> [Exercise description]: Reproduce the material below word for word, beginning with its first line and stopping after the line that contains "Text: Out-: Out- xyxy=(1334,391,1376,409)".

> [Element box records]:
####################

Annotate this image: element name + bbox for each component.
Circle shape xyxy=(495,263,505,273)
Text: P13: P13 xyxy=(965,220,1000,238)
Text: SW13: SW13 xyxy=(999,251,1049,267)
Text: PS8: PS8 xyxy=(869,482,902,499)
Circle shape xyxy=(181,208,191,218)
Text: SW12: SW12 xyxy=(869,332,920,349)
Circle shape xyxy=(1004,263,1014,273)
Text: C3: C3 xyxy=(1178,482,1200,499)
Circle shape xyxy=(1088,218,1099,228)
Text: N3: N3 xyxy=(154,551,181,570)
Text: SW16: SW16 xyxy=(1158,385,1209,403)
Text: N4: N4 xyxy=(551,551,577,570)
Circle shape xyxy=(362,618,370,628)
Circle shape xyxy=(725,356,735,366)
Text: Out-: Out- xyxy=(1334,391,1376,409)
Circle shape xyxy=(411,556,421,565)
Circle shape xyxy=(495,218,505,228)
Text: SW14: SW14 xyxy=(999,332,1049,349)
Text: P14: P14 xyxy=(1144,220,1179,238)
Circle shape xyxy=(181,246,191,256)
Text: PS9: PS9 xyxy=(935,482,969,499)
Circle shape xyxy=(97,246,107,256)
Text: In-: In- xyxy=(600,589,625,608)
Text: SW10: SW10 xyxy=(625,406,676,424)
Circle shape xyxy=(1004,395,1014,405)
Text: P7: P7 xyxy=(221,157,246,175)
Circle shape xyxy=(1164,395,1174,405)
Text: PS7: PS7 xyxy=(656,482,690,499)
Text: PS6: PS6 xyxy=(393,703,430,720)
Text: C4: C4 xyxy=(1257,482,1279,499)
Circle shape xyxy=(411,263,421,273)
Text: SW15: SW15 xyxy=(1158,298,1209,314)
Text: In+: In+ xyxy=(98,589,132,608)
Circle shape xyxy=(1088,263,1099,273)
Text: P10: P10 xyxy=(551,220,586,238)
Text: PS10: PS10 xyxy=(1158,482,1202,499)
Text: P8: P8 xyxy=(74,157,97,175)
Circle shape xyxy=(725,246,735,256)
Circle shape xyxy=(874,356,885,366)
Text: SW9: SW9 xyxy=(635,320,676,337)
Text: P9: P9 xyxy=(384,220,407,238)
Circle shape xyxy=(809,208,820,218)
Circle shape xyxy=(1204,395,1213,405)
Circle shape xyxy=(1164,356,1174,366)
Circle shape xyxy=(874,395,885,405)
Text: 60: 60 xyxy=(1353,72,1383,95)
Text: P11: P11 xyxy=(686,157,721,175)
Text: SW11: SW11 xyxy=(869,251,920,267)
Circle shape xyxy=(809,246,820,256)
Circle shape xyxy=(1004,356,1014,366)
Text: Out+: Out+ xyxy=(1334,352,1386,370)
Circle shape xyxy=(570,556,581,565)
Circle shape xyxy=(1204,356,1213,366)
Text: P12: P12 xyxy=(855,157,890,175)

####################

> [Task solution]:
Annotate this image: element name + bbox for each component.
Circle shape xyxy=(495,263,505,273)
Text: P13: P13 xyxy=(965,220,1000,238)
Text: SW13: SW13 xyxy=(999,251,1049,267)
Text: PS8: PS8 xyxy=(869,482,902,499)
Circle shape xyxy=(181,208,191,218)
Text: SW12: SW12 xyxy=(869,332,920,349)
Circle shape xyxy=(1004,263,1014,273)
Text: C3: C3 xyxy=(1178,482,1200,499)
Circle shape xyxy=(1088,218,1099,228)
Text: N3: N3 xyxy=(154,551,181,570)
Text: SW16: SW16 xyxy=(1158,385,1209,403)
Text: N4: N4 xyxy=(551,551,577,570)
Circle shape xyxy=(362,618,370,628)
Circle shape xyxy=(725,356,735,366)
Text: Out-: Out- xyxy=(1334,391,1376,409)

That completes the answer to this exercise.